+++ GIVEN RECORDS
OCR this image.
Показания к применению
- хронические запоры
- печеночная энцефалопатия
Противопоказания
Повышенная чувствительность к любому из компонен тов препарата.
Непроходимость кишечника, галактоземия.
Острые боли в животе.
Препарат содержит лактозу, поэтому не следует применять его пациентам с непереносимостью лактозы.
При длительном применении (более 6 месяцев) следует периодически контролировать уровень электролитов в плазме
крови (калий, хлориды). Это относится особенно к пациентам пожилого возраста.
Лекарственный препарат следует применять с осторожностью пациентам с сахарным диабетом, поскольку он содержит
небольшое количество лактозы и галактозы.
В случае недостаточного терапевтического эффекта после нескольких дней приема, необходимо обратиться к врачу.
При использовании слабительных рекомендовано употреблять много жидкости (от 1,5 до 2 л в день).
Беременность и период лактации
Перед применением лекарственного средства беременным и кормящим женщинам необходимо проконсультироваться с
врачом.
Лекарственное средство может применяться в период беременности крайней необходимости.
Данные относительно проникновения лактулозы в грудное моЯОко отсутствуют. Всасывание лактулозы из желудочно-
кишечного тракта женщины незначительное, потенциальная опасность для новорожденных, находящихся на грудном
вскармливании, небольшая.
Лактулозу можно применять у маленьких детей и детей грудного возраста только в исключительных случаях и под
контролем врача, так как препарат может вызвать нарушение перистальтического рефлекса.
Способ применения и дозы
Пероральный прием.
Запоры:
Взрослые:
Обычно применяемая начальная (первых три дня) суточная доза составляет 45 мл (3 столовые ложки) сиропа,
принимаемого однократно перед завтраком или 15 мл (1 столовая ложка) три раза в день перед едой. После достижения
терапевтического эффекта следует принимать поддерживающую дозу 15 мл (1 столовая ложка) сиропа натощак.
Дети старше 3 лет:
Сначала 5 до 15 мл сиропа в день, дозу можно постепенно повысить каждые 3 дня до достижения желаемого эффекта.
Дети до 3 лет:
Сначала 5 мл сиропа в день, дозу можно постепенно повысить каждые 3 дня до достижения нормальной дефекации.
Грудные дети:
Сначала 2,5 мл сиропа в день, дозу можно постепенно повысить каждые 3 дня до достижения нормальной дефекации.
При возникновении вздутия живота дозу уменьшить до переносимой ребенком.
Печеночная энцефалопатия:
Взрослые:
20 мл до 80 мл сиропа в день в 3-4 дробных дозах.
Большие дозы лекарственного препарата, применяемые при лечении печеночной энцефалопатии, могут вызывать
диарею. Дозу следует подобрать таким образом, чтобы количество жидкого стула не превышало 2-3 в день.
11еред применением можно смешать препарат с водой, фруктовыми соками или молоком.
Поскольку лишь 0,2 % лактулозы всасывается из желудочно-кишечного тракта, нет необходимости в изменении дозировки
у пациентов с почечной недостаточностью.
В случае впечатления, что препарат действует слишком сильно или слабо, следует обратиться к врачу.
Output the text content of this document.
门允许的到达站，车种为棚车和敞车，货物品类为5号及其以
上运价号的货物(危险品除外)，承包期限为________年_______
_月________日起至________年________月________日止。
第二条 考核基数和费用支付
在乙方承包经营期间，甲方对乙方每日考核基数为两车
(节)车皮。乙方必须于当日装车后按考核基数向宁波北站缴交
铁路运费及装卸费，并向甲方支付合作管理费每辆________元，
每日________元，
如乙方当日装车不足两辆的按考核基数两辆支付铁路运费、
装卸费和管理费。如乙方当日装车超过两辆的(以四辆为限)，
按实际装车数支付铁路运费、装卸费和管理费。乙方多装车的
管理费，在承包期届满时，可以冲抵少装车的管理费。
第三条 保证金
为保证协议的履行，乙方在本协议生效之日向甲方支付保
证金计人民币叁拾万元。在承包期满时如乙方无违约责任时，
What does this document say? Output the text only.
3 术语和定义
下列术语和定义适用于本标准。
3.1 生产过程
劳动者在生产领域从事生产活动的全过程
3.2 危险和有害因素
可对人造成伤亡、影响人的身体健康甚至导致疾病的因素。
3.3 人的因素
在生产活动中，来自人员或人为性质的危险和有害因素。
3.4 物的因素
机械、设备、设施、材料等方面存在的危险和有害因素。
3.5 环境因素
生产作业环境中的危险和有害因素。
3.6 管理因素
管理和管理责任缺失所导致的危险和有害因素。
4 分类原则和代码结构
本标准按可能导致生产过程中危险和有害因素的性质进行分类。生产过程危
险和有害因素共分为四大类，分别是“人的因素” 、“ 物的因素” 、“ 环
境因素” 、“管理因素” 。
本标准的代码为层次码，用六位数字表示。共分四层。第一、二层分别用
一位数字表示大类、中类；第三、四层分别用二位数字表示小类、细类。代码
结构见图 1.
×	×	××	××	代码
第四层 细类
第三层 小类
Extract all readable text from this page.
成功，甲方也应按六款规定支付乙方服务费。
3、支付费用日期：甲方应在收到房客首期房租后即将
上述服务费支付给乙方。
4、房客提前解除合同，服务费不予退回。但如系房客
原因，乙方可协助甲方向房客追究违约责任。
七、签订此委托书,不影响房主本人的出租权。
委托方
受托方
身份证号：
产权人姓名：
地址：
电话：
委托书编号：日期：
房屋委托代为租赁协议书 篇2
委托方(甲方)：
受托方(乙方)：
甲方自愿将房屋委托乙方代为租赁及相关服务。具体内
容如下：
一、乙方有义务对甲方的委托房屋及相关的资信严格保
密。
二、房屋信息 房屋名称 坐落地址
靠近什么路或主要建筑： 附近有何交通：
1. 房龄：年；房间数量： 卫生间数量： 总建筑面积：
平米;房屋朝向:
++++++
_EXERCISE_
Which lines hold the word "содержит"? Copy every one of them.

_COMPLETE ANSWER_
Препарат содержит лактозу, поэтому не следует применять его пациентам с непереносимостью лактозы.
Лекарственный препарат следует применять с осторожностью пациентам с сахарным диабетом, поскольку он содержит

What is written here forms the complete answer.